►
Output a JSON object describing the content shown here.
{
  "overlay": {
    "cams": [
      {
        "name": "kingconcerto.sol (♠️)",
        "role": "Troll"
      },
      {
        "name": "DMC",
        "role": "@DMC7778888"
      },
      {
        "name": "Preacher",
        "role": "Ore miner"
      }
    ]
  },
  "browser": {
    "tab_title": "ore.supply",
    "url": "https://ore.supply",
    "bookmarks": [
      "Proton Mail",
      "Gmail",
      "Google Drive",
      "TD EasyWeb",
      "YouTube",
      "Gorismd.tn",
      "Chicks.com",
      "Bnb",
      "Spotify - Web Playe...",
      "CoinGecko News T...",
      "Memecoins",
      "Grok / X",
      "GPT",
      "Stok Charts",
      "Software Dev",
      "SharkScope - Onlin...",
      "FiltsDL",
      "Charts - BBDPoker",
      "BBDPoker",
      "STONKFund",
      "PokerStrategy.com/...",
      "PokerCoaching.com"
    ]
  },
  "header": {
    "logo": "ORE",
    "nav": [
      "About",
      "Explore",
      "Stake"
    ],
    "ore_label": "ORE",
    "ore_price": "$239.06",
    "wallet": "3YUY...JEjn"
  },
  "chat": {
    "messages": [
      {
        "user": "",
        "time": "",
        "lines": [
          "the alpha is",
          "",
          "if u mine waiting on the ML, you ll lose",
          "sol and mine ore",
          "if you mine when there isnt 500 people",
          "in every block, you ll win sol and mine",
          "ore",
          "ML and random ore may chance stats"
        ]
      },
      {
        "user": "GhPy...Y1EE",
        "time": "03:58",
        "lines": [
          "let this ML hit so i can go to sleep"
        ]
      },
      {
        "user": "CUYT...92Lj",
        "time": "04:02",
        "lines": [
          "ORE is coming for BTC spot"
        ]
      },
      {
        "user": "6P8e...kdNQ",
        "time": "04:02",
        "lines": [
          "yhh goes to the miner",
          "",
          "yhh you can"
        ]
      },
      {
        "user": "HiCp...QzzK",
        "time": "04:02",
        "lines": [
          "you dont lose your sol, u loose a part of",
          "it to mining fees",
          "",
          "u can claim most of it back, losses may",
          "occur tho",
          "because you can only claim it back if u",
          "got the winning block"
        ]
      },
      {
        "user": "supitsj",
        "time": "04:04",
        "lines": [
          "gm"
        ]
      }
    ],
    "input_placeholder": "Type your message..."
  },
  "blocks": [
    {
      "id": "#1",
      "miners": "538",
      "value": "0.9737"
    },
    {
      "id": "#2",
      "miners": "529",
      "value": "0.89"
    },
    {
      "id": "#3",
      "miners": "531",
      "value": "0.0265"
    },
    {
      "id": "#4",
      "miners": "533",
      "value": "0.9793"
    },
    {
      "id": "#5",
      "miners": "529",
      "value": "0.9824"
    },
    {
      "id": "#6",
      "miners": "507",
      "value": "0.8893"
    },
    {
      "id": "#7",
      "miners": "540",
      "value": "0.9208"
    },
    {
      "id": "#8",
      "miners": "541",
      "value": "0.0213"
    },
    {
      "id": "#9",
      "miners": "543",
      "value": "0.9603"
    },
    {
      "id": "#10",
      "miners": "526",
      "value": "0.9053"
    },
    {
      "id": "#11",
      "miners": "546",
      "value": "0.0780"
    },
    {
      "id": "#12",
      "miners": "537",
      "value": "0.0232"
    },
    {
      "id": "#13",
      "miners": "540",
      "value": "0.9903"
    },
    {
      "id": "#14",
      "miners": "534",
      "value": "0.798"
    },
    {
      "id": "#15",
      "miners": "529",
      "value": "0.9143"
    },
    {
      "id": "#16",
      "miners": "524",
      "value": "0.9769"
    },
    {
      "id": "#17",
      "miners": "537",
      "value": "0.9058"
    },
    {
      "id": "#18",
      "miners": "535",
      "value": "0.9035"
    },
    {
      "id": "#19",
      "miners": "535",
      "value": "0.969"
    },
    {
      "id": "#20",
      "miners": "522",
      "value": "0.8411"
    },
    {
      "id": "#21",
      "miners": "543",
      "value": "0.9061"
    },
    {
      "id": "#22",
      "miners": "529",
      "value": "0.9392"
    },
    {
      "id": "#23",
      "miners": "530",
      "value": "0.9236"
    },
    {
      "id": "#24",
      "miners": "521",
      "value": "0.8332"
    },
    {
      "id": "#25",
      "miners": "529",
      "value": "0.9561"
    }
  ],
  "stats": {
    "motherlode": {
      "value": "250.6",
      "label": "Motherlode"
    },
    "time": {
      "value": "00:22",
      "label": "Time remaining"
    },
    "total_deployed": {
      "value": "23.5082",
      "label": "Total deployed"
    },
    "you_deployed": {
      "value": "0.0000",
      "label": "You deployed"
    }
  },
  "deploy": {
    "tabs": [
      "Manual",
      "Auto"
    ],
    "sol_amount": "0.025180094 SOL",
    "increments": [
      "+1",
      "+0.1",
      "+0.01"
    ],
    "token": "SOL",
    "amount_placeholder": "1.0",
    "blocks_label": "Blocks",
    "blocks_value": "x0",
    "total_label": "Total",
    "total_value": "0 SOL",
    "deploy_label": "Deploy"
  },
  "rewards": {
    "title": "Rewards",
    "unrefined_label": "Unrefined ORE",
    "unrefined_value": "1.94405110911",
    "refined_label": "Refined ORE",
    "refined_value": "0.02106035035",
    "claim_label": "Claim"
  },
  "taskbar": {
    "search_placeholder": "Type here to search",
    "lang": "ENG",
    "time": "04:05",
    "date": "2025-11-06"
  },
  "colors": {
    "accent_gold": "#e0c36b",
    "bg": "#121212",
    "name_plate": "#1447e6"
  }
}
◄
## Set task
Transcribe each entry precisely, missing none.

## Completed task
Output a JSON object describing the content shown here.
{
  "overlay": {
    "cams": [
      {
        "name": "kingconcerto.sol (♠️)",
        "role": "Troll"
      },
      {
        "name": "DMC",
        "role": "@DMC7778888"
      },
      {
        "name": "Preacher",
        "role": "Ore miner"
      }
    ]
  },
  "browser": {
    "tab_title": "ore.supply",
    "url": "https://ore.supply",
    "bookmarks": [
      "Proton Mail",
      "Gmail",
      "Google Drive",
      "TD EasyWeb",
      "YouTube",
      "Gorismd.tn",
      "Chicks.com",
      "Bnb",
      "Spotify - Web Playe...",
      "CoinGecko News T...",
      "Memecoins",
      "Grok / X",
      "GPT",
      "Stok Charts",
      "Software Dev",
      "SharkScope - Onlin...",
      "FiltsDL",
      "Charts - BBDPoker",
      "BBDPoker",
      "STONKFund",
      "PokerStrategy.com/...",
      "PokerCoaching.com"
    ]
  },
  "header": {
    "logo": "ORE",
    "nav": [
      "About",
      "Explore",
      "Stake"
    ],
    "ore_label": "ORE",
    "ore_price": "$239.06",
    "wallet": "3YUY...JEjn"
  },
  "chat": {
    "messages": [
      {
        "user": "",
        "time": "",
        "lines": [
          "the alpha is",
          "",
          "if u mine waiting on the ML, you ll lose",
          "sol and mine ore",
          "if you mine when there isnt 500 people",
          "in every block, you ll win sol and mine",
          "ore",
          "ML and random ore may chance stats"
        ]
      },
      {
        "user": "GhPy...Y1EE",
        "time": "03:58",
        "lines": [
          "let this ML hit so i can go to sleep"
        ]
      },
      {
        "user": "CUYT...92Lj",
        "time": "04:02",
        "lines": [
          "ORE is coming for BTC spot"
        ]
      },
      {
        "user": "6P8e...kdNQ",
        "time": "04:02",
        "lines": [
          "yhh goes to the miner",
          "",
          "yhh you can"
        ]
      },
      {
        "user": "HiCp...QzzK",
        "time": "04:02",
        "lines": [
          "you dont lose your sol, u loose a part of",
          "it to mining fees",
          "",
          "u can claim most of it back, losses may",
          "occur tho",
          "because you can only claim it back if u",
          "got the winning block"
        ]
      },
      {
        "user": "supitsj",
        "time": "04:04",
        "lines": [
          "gm"
        ]
      }
    ],
    "input_placeholder": "Type your message..."
  },
  "blocks": [
    {
      "id": "#1",
      "miners": "538",
      "value": "0.9737"
    },
    {
      "id": "#2",
      "miners": "529",
      "value": "0.89"
    },
    {
      "id": "#3",
      "miners": "531",
      "value": "0.0265"
    },
    {
      "id": "#4",
      "miners": "533",
      "value": "0.9793"
    },
    {
      "id": "#5",
      "miners": "529",
      "value": "0.9824"
    },
    {
      "id": "#6",
      "miners": "507",
      "value": "0.8893"
    },
    {
      "id": "#7",
      "miners": "540",
      "value": "0.9208"
    },
    {
      "id": "#8",
      "miners": "541",
      "value": "0.0213"
    },
    {
      "id": "#9",
      "miners": "543",
      "value": "0.9603"
    },
    {
      "id": "#10",
      "miners": "526",
      "value": "0.9053"
    },
    {
      "id": "#11",
      "miners": "546",
      "value": "0.0780"
    },
    {
      "id": "#12",
      "miners": "537",
      "value": "0.0232"
    },
    {
      "id": "#13",
      "miners": "540",
      "value": "0.9903"
    },
    {
      "id": "#14",
      "miners": "534",
      "value": "0.798"
    },
    {
      "id": "#15",
      "miners": "529",
      "value": "0.9143"
    },
    {
      "id": "#16",
      "miners": "524",
      "value": "0.9769"
    },
    {
      "id": "#17",
      "miners": "537",
      "value": "0.9058"
    },
    {
      "id": "#18",
      "miners": "535",
      "value": "0.9035"
    },
    {
      "id": "#19",
      "miners": "535",
      "value": "0.969"
    },
    {
      "id": "#20",
      "miners": "522",
      "value": "0.8411"
    },
    {
      "id": "#21",
      "miners": "543",
      "value": "0.9061"
    },
    {
      "id": "#22",
      "miners": "529",
      "value": "0.9392"
    },
    {
      "id": "#23",
      "miners": "530",
      "value": "0.9236"
    },
    {
      "id": "#24",
      "miners": "521",
      "value": "0.8332"
    },
    {
      "id": "#25",
      "miners": "529",
      "value": "0.9561"
    }
  ],
  "stats": {
    "motherlode": {
      "value": "250.6",
      "label": "Motherlode"
    },
    "time": {
      "value": "00:22",
      "label": "Time remaining"
    },
    "total_deployed": {
      "value": "23.5082",
      "label": "Total deployed"
    },
    "you_deployed": {
      "value": "0.0000",
      "label": "You deployed"
    }
  },
  "deploy": {
    "tabs": [
      "Manual",
      "Auto"
    ],
    "sol_amount": "0.025180094 SOL",
    "increments": [
      "+1",
      "+0.1",
      "+0.01"
    ],
    "token": "SOL",
    "amount_placeholder": "1.0",
    "blocks_label": "Blocks",
    "blocks_value": "x0",
    "total_label": "Total",
    "total_value": "0 SOL",
    "deploy_label": "Deploy"
  },
  "rewards": {
    "title": "Rewards",
    "unrefined_label": "Unrefined ORE",
    "unrefined_value": "1.94405110911",
    "refined_label": "Refined ORE",
    "refined_value": "0.02106035035",
    "claim_label": "Claim"
  },
  "taskbar": {
    "search_placeholder": "Type here to search",
    "lang": "ENG",
    "time": "04:05",
    "date": "2025-11-06"
  },
  "colors": {
    "accent_gold": "#e0c36b",
    "bg": "#121212",
    "name_plate": "#1447e6"
  }
}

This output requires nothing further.